Quote the whole listing word for word. Do not include the pictures.

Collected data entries
++++++

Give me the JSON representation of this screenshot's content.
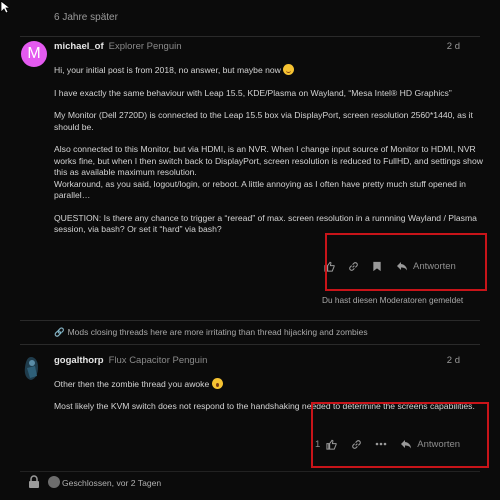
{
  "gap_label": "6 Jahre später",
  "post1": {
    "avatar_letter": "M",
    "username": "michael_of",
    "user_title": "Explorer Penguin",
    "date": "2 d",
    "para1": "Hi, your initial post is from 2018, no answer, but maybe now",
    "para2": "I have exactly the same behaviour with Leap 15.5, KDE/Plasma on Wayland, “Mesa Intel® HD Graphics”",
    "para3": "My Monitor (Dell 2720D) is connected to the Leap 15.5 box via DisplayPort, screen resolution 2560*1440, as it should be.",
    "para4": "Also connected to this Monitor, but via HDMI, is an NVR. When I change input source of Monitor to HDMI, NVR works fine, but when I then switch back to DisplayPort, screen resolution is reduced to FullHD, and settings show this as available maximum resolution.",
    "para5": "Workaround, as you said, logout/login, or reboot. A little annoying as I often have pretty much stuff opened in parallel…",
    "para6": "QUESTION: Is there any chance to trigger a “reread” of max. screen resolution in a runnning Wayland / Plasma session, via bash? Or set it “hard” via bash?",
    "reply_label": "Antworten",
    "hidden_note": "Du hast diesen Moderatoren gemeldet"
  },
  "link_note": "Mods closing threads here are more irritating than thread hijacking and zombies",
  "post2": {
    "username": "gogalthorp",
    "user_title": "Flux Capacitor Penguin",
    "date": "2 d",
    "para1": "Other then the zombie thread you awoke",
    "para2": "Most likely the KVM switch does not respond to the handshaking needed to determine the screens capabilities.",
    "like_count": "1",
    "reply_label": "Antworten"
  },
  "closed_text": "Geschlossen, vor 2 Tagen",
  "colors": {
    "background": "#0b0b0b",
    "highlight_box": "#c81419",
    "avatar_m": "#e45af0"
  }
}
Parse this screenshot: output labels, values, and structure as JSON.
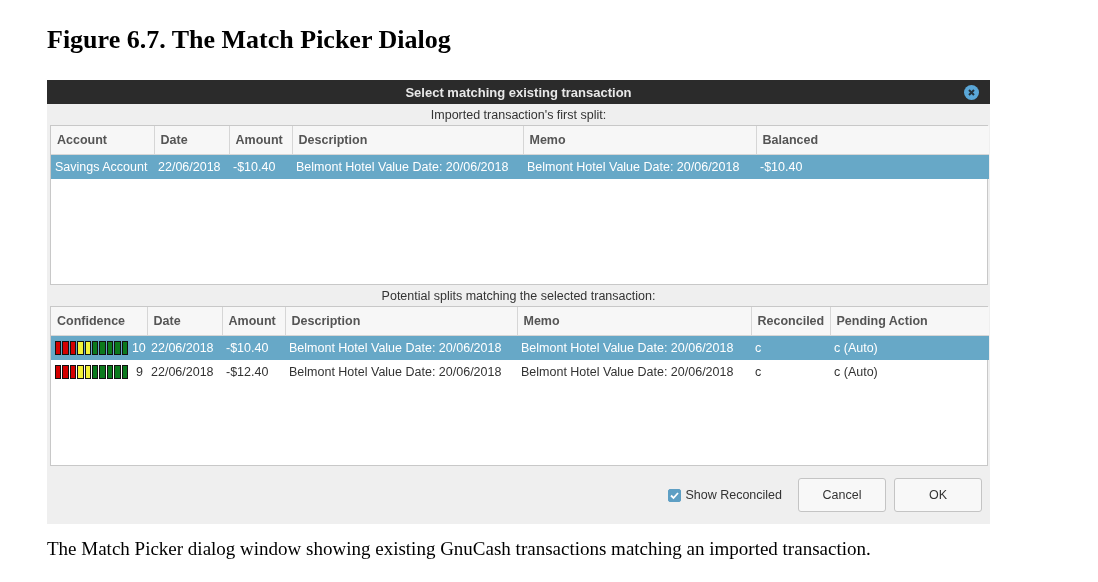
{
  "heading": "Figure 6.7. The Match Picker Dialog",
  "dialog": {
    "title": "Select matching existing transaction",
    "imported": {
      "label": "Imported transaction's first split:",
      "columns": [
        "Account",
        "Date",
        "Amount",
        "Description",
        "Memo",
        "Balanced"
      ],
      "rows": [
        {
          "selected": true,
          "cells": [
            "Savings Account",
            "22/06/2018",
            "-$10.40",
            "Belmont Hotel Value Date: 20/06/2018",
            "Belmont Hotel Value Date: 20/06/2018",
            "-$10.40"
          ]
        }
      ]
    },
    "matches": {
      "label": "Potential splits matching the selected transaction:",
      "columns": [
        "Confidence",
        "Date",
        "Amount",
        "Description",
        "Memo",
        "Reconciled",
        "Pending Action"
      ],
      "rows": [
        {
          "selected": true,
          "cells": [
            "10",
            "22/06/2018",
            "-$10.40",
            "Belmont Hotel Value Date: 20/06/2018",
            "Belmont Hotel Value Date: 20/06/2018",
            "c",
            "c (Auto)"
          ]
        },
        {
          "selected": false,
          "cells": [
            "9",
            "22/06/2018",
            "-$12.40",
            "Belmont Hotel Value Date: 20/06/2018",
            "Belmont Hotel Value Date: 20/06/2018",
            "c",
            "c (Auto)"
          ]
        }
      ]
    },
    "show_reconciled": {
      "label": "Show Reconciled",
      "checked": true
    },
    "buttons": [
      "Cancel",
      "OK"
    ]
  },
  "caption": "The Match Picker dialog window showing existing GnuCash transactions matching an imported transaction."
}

++++++

SOLUTION BELOW >>
Give me the JSON representation of this screenshot's content.
{
  "gap_label": "6 Jahre später",
  "post1": {
    "avatar_letter": "M",
    "username": "michael_of",
    "user_title": "Explorer Penguin",
    "date": "2 d",
    "para1": "Hi, your initial post is from 2018, no answer, but maybe now",
    "para2": "I have exactly the same behaviour with Leap 15.5, KDE/Plasma on Wayland, “Mesa Intel® HD Graphics”",
    "para3": "My Monitor (Dell 2720D) is connected to the Leap 15.5 box via DisplayPort, screen resolution 2560*1440, as it should be.",
    "para4": "Also connected to this Monitor, but via HDMI, is an NVR. When I change input source of Monitor to HDMI, NVR works fine, but when I then switch back to DisplayPort, screen resolution is reduced to FullHD, and settings show this as available maximum resolution.",
    "para5": "Workaround, as you said, logout/login, or reboot. A little annoying as I often have pretty much stuff opened in parallel…",
    "para6": "QUESTION: Is there any chance to trigger a “reread” of max. screen resolution in a runnning Wayland / Plasma session, via bash? Or set it “hard” via bash?",
    "reply_label": "Antworten",
    "hidden_note": "Du hast diesen Moderatoren gemeldet"
  },
  "link_note": "Mods closing threads here are more irritating than thread hijacking and zombies",
  "post2": {
    "username": "gogalthorp",
    "user_title": "Flux Capacitor Penguin",
    "date": "2 d",
    "para1": "Other then the zombie thread you awoke",
    "para2": "Most likely the KVM switch does not respond to the handshaking needed to determine the screens capabilities.",
    "like_count": "1",
    "reply_label": "Antworten"
  },
  "closed_text": "Geschlossen, vor 2 Tagen",
  "colors": {
    "background": "#0b0b0b",
    "highlight_box": "#c81419",
    "avatar_m": "#e45af0"
  }
}
Parse this screenshot: output labels, values, and structure as JSON.
{
  "heading": "Figure 6.7. The Match Picker Dialog",
  "dialog": {
    "title": "Select matching existing transaction",
    "imported": {
      "label": "Imported transaction's first split:",
      "columns": [
        "Account",
        "Date",
        "Amount",
        "Description",
        "Memo",
        "Balanced"
      ],
      "rows": [
        {
          "selected": true,
          "cells": [
            "Savings Account",
            "22/06/2018",
            "-$10.40",
            "Belmont Hotel Value Date: 20/06/2018",
            "Belmont Hotel Value Date: 20/06/2018",
            "-$10.40"
          ]
        }
      ]
    },
    "matches": {
      "label": "Potential splits matching the selected transaction:",
      "columns": [
        "Confidence",
        "Date",
        "Amount",
        "Description",
        "Memo",
        "Reconciled",
        "Pending Action"
      ],
      "rows": [
        {
          "selected": true,
          "cells": [
            "10",
            "22/06/2018",
            "-$10.40",
            "Belmont Hotel Value Date: 20/06/2018",
            "Belmont Hotel Value Date: 20/06/2018",
            "c",
            "c (Auto)"
          ]
        },
        {
          "selected": false,
          "cells": [
            "9",
            "22/06/2018",
            "-$12.40",
            "Belmont Hotel Value Date: 20/06/2018",
            "Belmont Hotel Value Date: 20/06/2018",
            "c",
            "c (Auto)"
          ]
        }
      ]
    },
    "show_reconciled": {
      "label": "Show Reconciled",
      "checked": true
    },
    "buttons": [
      "Cancel",
      "OK"
    ]
  },
  "caption": "The Match Picker dialog window showing existing GnuCash transactions matching an imported transaction."
}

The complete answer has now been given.